Copy out every line exactly as given.

--- start of Dataset excerpts ---

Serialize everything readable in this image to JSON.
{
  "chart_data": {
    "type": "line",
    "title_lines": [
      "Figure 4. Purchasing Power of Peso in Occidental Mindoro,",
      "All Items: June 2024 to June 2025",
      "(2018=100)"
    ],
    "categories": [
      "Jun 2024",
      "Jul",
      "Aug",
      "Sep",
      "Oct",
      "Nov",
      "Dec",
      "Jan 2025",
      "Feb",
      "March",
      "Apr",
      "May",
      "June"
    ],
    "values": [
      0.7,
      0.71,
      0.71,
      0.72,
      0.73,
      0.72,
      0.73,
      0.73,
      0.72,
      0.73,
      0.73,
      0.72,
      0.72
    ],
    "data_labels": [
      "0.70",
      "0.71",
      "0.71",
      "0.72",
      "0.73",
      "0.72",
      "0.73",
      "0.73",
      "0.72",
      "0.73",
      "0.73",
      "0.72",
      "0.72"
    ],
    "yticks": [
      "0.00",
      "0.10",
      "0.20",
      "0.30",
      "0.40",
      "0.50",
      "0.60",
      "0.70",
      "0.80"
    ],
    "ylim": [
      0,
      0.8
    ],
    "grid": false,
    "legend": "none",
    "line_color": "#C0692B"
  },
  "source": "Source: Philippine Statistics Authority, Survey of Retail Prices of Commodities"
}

--- end of Dataset excerpts ---

**Written answer**
Serialize everything readable in this image to JSON.
{
  "chart_data": {
    "type": "line",
    "title_lines": [
      "Figure 4. Purchasing Power of Peso in Occidental Mindoro,",
      "All Items: June 2024 to June 2025",
      "(2018=100)"
    ],
    "categories": [
      "Jun 2024",
      "Jul",
      "Aug",
      "Sep",
      "Oct",
      "Nov",
      "Dec",
      "Jan 2025",
      "Feb",
      "March",
      "Apr",
      "May",
      "June"
    ],
    "values": [
      0.7,
      0.71,
      0.71,
      0.72,
      0.73,
      0.72,
      0.73,
      0.73,
      0.72,
      0.73,
      0.73,
      0.72,
      0.72
    ],
    "data_labels": [
      "0.70",
      "0.71",
      "0.71",
      "0.72",
      "0.73",
      "0.72",
      "0.73",
      "0.73",
      "0.72",
      "0.73",
      "0.73",
      "0.72",
      "0.72"
    ],
    "yticks": [
      "0.00",
      "0.10",
      "0.20",
      "0.30",
      "0.40",
      "0.50",
      "0.60",
      "0.70",
      "0.80"
    ],
    "ylim": [
      0,
      0.8
    ],
    "grid": false,
    "legend": "none",
    "line_color": "#C0692B"
  },
  "source": "Source: Philippine Statistics Authority, Survey of Retail Prices of Commodities"
}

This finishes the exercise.